* _Extracted records_

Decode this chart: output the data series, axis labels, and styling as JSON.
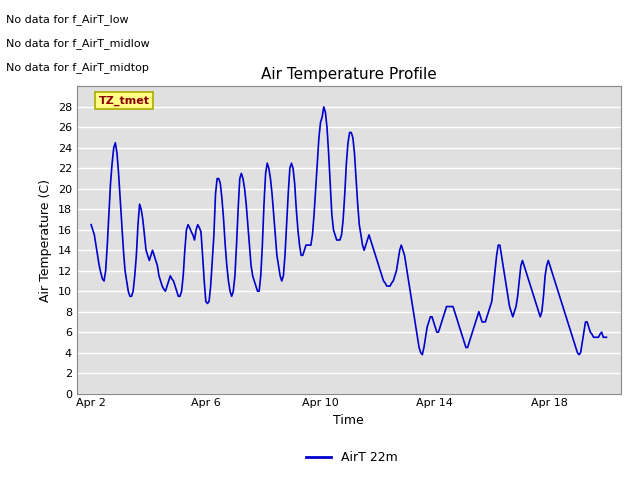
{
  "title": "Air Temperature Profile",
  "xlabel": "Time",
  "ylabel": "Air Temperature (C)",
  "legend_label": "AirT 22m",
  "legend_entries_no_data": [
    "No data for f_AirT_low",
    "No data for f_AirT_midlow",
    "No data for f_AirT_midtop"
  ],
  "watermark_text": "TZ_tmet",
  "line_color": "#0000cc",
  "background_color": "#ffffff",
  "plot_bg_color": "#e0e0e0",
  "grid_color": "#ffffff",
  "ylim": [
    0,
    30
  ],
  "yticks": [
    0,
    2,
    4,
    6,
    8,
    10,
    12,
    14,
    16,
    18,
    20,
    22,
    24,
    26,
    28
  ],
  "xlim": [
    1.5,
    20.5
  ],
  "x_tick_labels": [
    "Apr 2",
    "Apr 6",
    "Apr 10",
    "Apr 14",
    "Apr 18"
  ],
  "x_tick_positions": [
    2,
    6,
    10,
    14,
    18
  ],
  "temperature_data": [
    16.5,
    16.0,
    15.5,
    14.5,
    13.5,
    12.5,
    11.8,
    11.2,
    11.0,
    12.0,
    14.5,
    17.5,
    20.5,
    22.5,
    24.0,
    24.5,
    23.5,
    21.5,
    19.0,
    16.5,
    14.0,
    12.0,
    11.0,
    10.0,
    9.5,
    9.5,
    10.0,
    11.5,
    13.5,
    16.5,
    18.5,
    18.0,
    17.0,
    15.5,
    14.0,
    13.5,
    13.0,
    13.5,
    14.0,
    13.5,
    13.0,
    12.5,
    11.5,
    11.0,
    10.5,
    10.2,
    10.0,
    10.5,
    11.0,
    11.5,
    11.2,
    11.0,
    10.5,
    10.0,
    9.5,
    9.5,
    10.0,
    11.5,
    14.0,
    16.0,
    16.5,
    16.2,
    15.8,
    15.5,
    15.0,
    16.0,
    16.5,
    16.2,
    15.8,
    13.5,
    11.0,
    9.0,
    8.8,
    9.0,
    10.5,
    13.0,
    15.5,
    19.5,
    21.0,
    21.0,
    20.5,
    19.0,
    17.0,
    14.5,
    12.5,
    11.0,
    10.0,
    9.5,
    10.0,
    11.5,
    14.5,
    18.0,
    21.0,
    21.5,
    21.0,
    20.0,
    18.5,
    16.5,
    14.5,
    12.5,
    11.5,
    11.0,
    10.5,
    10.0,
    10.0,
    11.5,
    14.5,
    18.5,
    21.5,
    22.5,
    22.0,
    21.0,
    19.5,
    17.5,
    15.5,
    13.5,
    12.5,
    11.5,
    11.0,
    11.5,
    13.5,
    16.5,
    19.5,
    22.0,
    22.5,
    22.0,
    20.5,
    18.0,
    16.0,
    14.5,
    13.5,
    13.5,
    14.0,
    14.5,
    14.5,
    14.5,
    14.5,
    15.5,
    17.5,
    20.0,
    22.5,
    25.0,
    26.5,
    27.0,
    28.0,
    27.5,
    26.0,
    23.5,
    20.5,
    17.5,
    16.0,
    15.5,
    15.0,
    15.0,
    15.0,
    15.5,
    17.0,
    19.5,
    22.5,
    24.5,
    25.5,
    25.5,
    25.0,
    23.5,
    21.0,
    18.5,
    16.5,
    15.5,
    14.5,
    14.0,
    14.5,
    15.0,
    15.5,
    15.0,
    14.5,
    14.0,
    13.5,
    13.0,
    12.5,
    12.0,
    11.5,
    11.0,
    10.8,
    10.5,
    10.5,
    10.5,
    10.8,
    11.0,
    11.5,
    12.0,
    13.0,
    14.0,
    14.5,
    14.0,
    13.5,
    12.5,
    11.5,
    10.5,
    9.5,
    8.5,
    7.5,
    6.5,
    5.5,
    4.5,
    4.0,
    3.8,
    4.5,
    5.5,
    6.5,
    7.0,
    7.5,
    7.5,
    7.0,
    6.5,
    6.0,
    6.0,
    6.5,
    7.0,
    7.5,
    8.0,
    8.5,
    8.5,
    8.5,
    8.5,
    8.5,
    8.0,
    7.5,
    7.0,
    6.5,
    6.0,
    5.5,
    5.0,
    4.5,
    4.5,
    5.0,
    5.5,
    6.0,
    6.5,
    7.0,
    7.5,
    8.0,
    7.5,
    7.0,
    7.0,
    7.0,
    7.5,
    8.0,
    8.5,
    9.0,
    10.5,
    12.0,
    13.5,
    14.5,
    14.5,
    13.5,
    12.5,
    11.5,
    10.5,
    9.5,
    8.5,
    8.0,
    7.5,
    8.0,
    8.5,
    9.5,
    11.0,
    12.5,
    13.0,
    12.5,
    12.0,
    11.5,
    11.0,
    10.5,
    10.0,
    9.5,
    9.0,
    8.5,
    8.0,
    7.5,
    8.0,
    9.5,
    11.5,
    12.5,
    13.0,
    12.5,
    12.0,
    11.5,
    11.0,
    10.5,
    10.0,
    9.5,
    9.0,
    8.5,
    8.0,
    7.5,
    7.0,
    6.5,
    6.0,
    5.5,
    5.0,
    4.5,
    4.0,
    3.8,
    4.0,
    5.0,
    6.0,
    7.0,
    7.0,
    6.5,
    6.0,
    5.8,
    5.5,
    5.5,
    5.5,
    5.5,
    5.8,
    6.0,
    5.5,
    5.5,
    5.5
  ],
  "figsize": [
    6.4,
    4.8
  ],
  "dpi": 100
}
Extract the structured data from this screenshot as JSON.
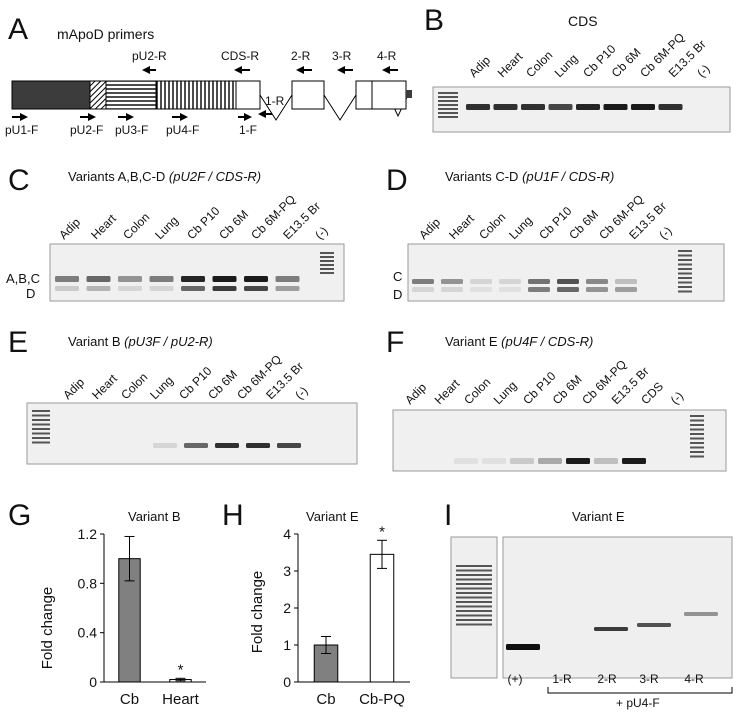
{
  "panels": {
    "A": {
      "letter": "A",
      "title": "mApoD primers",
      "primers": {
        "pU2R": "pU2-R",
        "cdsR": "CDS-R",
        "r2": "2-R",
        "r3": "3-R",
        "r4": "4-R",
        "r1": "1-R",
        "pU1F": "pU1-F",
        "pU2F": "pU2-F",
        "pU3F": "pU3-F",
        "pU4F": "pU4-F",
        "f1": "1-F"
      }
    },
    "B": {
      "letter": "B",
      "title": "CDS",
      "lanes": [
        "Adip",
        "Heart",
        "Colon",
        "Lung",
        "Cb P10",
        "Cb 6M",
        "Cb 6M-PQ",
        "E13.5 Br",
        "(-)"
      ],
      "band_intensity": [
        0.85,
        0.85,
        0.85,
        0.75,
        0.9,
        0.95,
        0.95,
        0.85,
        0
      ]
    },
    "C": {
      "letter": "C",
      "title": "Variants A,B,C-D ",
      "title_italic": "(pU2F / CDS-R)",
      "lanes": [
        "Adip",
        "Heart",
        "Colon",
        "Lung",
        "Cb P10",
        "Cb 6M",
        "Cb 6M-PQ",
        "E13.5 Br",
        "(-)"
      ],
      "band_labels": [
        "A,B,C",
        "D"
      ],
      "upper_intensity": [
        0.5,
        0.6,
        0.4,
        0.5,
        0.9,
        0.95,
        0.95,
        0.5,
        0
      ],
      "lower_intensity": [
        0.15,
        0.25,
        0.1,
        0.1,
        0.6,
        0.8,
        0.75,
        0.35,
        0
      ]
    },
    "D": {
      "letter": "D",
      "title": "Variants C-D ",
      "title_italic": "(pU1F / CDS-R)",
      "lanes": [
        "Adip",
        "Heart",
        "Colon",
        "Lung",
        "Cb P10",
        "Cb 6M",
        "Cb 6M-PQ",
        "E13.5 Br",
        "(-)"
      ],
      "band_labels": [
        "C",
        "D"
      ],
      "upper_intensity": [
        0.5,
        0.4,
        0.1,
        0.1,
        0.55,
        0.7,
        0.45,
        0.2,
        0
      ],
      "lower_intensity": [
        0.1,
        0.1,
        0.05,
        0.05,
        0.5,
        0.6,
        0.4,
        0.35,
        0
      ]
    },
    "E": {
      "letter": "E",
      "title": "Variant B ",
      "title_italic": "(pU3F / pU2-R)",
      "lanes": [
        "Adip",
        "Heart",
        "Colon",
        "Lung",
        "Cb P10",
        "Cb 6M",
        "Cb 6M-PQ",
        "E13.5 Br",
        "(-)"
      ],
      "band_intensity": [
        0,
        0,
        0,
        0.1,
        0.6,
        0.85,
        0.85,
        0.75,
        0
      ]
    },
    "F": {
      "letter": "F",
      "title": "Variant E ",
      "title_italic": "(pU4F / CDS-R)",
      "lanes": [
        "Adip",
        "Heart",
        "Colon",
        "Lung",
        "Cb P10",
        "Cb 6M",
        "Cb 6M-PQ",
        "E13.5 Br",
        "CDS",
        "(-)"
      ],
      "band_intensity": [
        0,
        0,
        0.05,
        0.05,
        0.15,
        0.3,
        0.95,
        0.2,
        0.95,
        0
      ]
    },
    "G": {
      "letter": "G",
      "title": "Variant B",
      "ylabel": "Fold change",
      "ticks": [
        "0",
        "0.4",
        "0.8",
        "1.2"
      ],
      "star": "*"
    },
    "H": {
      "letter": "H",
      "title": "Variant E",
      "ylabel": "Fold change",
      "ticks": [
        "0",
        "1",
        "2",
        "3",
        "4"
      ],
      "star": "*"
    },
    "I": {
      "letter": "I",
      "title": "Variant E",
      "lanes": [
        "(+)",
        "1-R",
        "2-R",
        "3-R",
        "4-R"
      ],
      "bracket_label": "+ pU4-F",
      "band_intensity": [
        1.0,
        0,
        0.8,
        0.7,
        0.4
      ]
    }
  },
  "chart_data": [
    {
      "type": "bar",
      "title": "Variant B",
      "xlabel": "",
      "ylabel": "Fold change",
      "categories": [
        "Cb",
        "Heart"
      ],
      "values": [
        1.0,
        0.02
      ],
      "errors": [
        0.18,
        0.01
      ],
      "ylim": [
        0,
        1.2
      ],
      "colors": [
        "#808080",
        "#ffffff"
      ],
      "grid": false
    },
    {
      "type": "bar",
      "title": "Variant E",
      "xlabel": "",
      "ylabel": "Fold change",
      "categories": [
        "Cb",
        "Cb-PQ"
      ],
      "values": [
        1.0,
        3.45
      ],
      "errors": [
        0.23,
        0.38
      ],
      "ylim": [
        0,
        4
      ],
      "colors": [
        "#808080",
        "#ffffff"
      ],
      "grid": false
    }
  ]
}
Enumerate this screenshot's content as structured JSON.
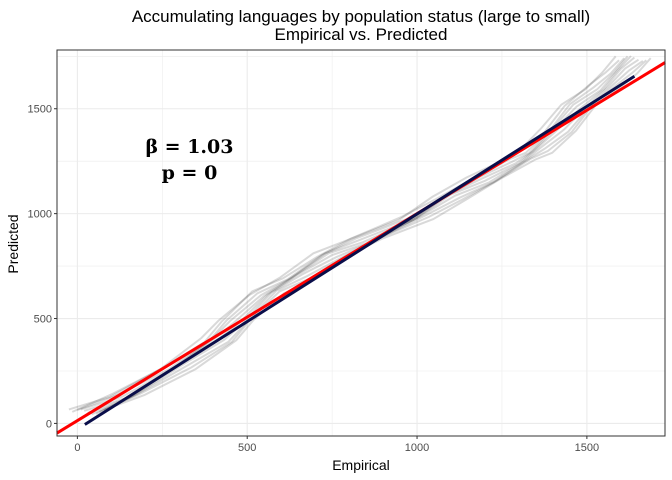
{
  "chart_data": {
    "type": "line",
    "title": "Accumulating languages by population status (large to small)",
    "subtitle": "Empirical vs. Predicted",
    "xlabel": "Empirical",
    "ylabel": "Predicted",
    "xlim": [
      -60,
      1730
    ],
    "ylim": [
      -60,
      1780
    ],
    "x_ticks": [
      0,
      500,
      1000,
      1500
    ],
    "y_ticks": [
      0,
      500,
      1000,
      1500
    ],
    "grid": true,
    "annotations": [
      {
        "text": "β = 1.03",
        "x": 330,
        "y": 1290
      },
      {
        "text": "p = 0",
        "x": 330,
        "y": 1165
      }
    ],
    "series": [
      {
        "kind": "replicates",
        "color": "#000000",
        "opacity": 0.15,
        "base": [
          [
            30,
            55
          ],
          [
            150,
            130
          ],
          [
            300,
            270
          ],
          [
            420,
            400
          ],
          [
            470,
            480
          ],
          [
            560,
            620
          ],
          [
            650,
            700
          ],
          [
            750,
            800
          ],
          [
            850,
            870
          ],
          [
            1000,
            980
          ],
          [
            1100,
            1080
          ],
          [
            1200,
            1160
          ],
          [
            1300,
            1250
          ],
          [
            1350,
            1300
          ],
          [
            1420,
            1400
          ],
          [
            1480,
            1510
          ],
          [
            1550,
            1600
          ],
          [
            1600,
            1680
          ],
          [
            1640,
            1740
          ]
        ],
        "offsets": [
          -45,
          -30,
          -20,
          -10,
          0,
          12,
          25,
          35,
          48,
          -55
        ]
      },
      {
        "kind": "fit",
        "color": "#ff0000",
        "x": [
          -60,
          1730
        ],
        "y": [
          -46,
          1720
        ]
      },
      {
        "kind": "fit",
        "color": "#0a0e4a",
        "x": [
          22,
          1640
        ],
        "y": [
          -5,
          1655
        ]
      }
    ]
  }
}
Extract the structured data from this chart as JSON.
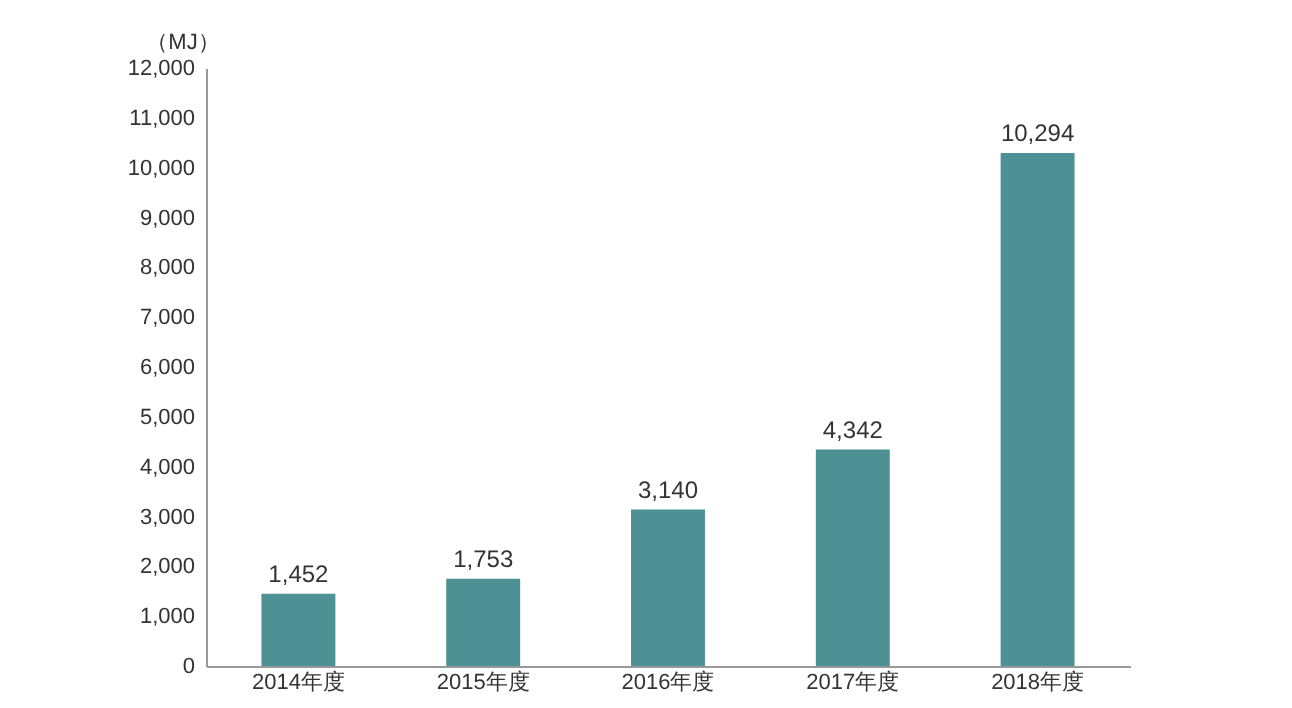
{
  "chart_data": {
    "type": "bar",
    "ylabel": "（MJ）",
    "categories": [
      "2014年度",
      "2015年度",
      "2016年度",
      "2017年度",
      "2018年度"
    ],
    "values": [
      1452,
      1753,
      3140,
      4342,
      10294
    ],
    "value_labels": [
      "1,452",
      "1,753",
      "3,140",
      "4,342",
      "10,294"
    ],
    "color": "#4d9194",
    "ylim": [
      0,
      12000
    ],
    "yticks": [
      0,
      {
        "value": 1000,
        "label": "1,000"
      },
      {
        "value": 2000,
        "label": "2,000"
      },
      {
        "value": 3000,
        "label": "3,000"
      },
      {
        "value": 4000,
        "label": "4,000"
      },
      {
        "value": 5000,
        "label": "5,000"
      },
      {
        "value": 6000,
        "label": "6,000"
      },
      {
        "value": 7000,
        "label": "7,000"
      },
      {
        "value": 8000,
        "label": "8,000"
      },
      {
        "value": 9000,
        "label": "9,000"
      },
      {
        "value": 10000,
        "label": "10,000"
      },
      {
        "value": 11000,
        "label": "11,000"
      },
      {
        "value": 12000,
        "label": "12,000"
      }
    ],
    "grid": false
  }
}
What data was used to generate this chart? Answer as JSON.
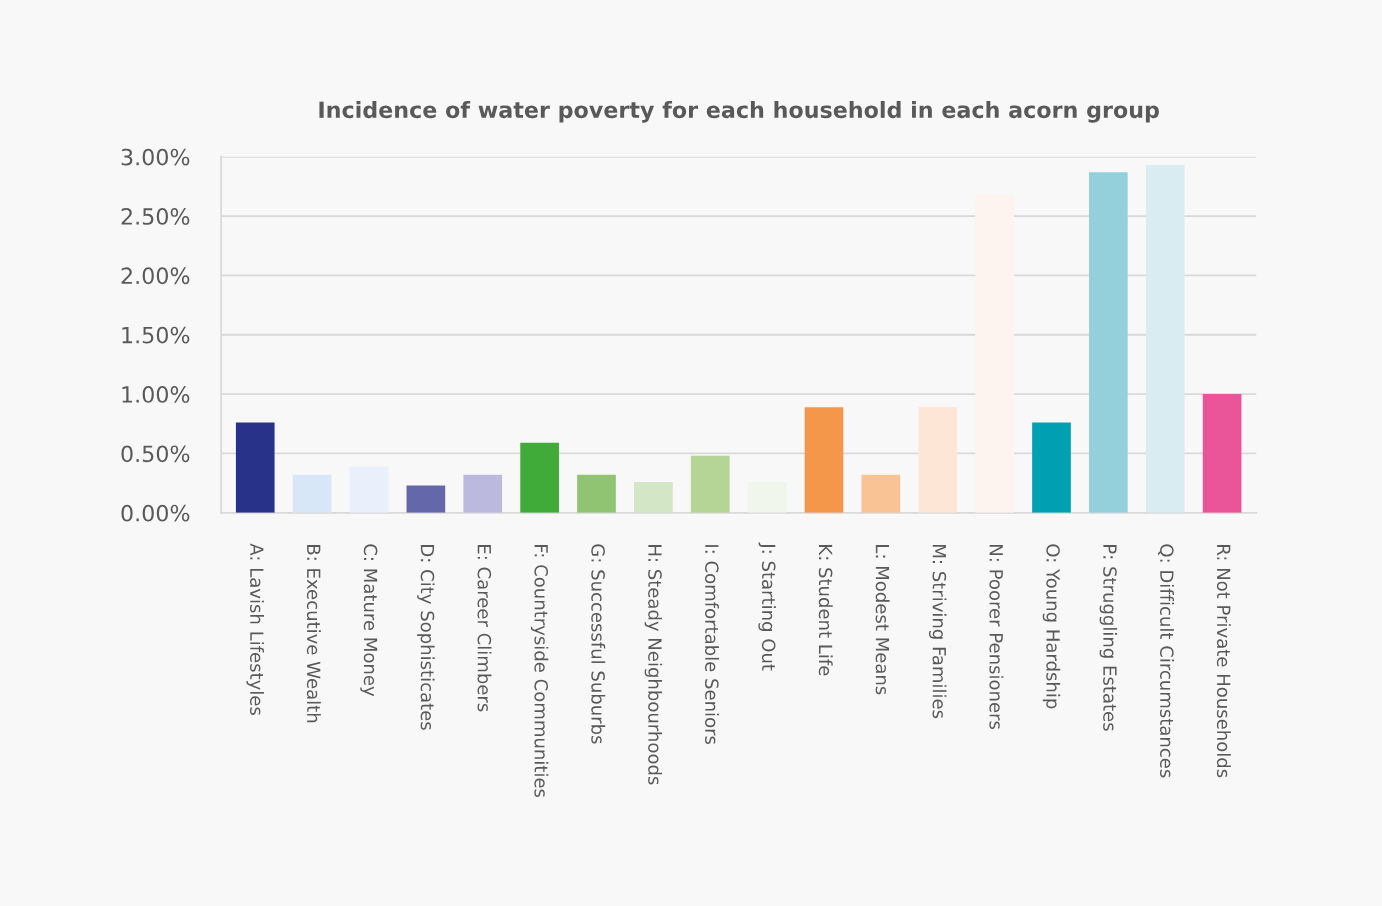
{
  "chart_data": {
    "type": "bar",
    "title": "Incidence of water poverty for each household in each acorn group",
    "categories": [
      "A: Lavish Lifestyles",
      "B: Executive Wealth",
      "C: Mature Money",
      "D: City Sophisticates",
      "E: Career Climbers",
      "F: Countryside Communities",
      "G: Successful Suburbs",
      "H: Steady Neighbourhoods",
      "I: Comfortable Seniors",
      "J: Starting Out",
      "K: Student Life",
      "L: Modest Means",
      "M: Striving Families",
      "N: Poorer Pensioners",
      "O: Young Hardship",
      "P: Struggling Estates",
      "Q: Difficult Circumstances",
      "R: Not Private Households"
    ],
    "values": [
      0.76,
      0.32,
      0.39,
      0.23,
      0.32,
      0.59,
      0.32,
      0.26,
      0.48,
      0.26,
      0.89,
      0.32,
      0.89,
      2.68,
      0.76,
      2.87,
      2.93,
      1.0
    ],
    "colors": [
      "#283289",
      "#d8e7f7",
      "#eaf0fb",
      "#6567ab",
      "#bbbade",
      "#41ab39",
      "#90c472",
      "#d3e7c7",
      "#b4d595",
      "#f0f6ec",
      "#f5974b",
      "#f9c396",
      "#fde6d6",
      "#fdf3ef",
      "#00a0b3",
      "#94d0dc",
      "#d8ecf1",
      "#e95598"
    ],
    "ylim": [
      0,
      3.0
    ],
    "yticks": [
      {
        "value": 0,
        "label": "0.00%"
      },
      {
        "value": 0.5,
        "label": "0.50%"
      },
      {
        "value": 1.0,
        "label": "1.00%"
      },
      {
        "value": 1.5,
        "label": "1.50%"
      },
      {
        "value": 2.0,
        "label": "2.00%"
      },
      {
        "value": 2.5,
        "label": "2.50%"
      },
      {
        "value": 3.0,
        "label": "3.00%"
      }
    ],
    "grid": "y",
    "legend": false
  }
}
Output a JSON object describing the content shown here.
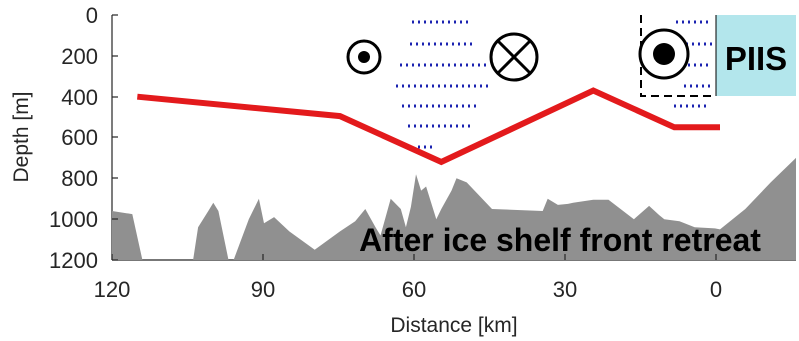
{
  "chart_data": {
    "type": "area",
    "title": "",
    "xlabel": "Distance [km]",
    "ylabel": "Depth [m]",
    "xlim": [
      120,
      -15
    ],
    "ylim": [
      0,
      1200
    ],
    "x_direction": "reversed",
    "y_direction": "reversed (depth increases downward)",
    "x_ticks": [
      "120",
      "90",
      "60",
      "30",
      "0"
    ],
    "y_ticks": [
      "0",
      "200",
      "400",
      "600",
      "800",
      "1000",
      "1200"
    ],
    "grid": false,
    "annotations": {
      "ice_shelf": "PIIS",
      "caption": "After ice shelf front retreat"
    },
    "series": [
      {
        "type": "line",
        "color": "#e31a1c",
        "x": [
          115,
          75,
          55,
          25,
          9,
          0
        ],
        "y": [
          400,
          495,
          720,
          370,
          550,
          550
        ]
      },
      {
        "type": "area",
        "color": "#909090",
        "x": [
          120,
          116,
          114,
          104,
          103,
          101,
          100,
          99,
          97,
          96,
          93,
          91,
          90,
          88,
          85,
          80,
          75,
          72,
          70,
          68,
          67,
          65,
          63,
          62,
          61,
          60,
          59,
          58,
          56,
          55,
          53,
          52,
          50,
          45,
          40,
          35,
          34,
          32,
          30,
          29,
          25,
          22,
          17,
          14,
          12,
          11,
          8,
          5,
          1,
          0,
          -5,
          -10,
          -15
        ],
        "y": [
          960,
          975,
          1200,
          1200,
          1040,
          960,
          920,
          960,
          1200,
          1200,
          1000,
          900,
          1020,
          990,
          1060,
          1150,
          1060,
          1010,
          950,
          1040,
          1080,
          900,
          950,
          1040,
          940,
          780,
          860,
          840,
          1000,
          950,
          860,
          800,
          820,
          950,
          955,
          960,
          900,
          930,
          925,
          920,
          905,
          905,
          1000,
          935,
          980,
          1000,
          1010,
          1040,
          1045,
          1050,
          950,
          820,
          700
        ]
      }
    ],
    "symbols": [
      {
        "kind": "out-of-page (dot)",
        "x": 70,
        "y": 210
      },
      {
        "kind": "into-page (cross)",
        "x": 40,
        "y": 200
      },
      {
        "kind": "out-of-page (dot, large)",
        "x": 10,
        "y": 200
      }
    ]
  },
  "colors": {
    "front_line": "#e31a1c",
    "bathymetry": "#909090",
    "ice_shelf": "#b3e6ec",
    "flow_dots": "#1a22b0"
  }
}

* _Task directions_
Extract all lines containing the word "structured".

* _Solution below_
Extract the structured data from this screenshot as JSON.
Enumerate this screenshot's content as structured JSON.
Extract the structured data from this chart as JSON.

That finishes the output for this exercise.